Assignment:
In which lines of the data does the string "have" appear? Copy every one.

Dataset records:
Start of Block
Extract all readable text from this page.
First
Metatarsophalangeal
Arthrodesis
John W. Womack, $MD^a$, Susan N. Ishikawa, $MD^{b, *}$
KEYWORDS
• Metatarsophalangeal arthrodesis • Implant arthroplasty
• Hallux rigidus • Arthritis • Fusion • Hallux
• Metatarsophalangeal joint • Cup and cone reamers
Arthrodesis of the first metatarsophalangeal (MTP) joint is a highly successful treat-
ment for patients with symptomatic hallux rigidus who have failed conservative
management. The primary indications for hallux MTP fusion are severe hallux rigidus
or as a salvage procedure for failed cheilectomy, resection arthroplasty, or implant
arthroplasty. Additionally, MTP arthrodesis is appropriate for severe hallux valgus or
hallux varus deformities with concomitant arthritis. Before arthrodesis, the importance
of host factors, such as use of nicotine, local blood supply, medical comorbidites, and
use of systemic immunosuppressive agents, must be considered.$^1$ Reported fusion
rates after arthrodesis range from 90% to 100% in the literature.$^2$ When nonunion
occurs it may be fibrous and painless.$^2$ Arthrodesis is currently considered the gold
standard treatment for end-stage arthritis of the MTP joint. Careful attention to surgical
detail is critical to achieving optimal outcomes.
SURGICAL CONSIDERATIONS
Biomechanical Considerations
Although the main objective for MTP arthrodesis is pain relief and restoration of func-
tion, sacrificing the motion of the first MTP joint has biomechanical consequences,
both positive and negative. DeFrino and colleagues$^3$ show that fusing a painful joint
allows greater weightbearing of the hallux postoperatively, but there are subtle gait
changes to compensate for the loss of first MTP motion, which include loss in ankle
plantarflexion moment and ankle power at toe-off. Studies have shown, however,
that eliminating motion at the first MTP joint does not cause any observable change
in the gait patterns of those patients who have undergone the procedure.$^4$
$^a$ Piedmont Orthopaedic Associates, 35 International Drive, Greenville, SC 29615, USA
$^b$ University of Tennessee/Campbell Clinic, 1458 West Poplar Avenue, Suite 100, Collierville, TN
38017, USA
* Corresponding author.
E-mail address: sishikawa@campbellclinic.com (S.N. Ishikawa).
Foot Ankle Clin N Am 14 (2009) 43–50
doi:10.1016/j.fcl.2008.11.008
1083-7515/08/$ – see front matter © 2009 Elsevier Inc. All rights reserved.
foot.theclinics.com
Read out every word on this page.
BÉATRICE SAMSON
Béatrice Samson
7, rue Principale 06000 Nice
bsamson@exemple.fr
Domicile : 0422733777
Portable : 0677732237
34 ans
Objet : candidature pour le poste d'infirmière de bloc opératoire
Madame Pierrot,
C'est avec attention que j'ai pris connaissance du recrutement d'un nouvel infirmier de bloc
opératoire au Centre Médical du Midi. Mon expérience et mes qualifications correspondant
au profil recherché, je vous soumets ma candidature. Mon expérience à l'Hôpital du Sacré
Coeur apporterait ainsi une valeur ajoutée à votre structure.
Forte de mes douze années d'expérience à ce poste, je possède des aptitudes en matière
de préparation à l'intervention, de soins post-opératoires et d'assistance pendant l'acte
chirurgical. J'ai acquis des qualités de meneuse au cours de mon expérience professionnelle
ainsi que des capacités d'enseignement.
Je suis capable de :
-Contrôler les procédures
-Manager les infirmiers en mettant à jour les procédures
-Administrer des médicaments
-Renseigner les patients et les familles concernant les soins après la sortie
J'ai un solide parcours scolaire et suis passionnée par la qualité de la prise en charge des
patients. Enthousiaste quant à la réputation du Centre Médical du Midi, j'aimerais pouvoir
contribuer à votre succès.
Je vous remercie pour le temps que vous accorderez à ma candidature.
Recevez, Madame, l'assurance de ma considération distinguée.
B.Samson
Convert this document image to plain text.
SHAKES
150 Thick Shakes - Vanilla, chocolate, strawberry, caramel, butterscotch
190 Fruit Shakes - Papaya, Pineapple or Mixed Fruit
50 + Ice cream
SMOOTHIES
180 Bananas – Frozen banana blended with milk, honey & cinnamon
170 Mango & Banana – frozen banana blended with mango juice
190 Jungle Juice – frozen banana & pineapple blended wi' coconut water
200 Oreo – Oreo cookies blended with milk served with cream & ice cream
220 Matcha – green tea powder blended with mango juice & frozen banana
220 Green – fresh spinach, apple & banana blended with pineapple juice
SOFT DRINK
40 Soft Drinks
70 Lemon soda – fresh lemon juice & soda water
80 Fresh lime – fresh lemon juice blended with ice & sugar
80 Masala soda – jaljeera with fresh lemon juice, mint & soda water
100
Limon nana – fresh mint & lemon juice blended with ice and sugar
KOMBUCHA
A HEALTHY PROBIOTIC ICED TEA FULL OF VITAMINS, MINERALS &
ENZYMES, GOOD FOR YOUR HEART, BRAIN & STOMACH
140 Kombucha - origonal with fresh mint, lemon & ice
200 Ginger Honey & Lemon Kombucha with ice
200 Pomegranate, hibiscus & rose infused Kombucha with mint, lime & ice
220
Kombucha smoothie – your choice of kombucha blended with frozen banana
End of Block
Exercise response:
ment for patients with symptomatic hallux rigidus who have failed conservative
plantarflexion moment and ankle power at toe-off. Studies have shown, however,
in the gait patterns of those patients who have undergone the procedure.$^4$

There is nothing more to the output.